* [DATA FOR THIS EXERCISE]:
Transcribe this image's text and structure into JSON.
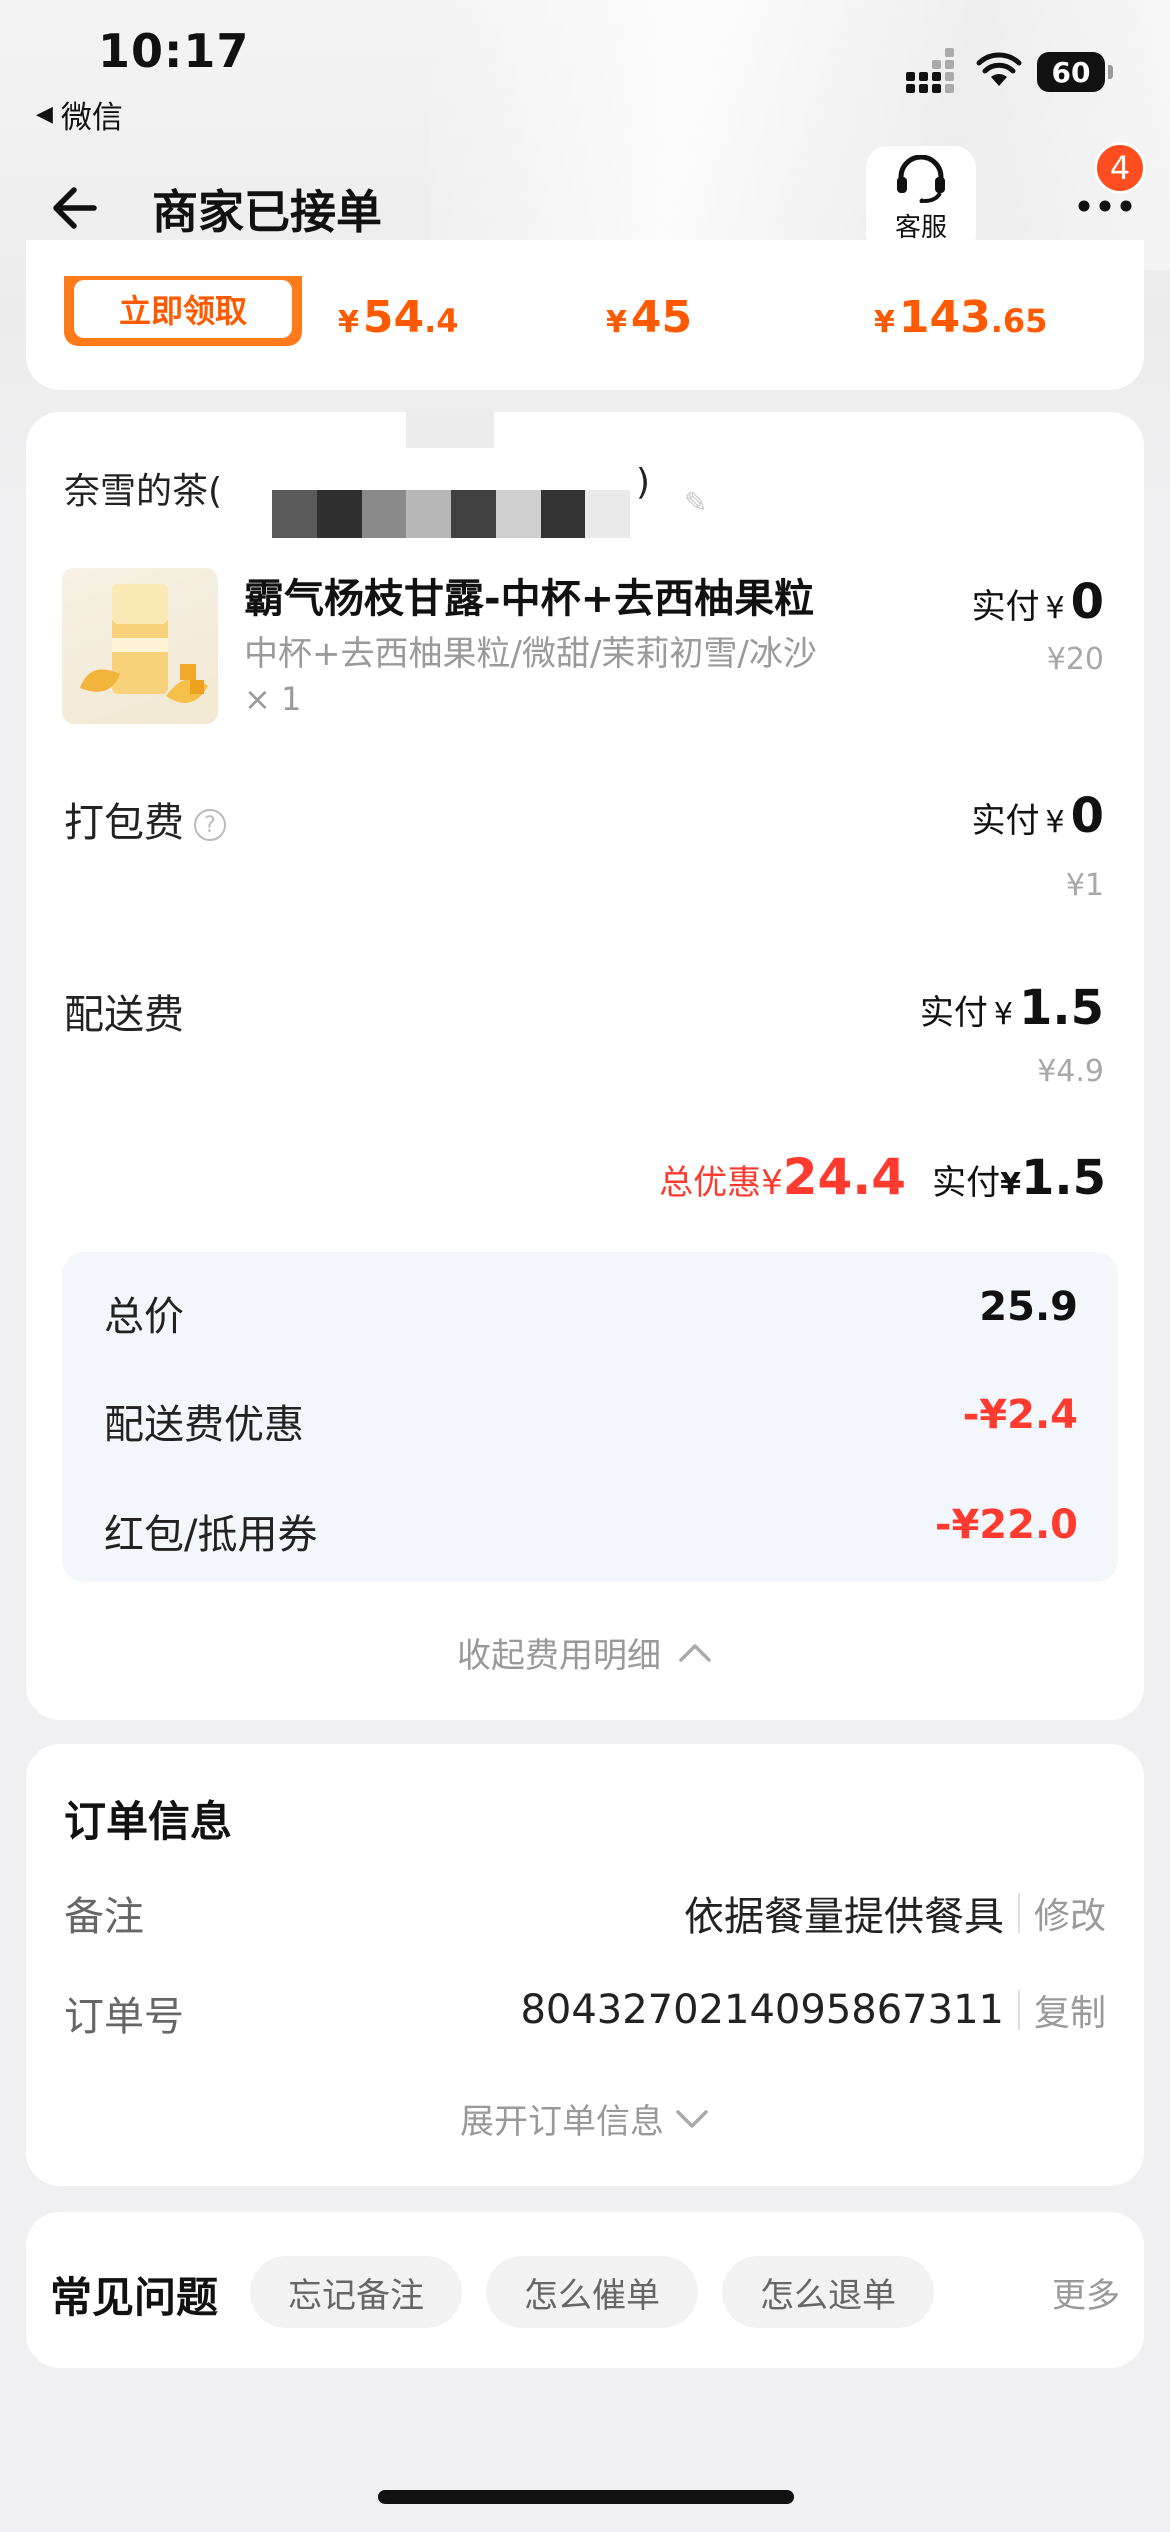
{
  "status_bar": {
    "time": "10:17",
    "back_app": "微信",
    "battery": "60"
  },
  "nav": {
    "title": "商家已接单",
    "service_label": "客服",
    "badge_count": "4"
  },
  "promo": {
    "claim_label": "立即领取",
    "prices": [
      {
        "yen": "¥",
        "int": "54",
        "dec": ".4"
      },
      {
        "yen": "¥",
        "int": "45",
        "dec": ""
      },
      {
        "yen": "¥",
        "int": "143",
        "dec": ".65"
      }
    ]
  },
  "order": {
    "store_name": "奈雪的茶(",
    "store_name_tail": ")",
    "product": {
      "title": "霸气杨枝甘露-中杯+去西柚果粒",
      "spec": "中杯+去西柚果粒/微甜/茉莉初雪/冰沙",
      "qty": "× 1",
      "paid_label": "实付",
      "paid_currency": "¥",
      "paid_value": "0",
      "original_price": "¥20"
    },
    "packing": {
      "label": "打包费",
      "help_icon": "?",
      "paid_label": "实付",
      "paid_currency": "¥",
      "paid_value": "0",
      "original_price": "¥1"
    },
    "delivery": {
      "label": "配送费",
      "paid_label": "实付",
      "paid_currency": "¥",
      "paid_value": "1.5",
      "original_price": "¥4.9"
    },
    "summary": {
      "discount_label": "总优惠¥",
      "discount_value": "24.4",
      "paid_label": "实付",
      "paid_currency": "¥",
      "paid_value": "1.5"
    },
    "breakdown": [
      {
        "label": "总价",
        "value": "25.9"
      },
      {
        "label": "配送费优惠",
        "value": "-¥2.4"
      },
      {
        "label": "红包/抵用券",
        "value": "-¥22.0"
      }
    ],
    "collapse_label": "收起费用明细"
  },
  "order_info": {
    "title": "订单信息",
    "remark_label": "备注",
    "remark_value": "依据餐量提供餐具",
    "remark_action": "修改",
    "order_no_label": "订单号",
    "order_no_value": "8043270214095867311",
    "order_no_action": "复制",
    "expand_label": "展开订单信息"
  },
  "faq": {
    "title": "常见问题",
    "chips": [
      "忘记备注",
      "怎么催单",
      "怎么退单"
    ],
    "more": "更多"
  },
  "colors": {
    "accent_orange": "#ff5a00",
    "discount_red": "#ff3b30"
  }
}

* [GOAL]: Search the material above for "去西柚果粒". Pull out each line where it shows up.

* [RESPONSE BELOW]:
      "title": "霸气杨枝甘露-中杯+去西柚果粒",
      "spec": "中杯+去西柚果粒/微甜/茉莉初雪/冰沙",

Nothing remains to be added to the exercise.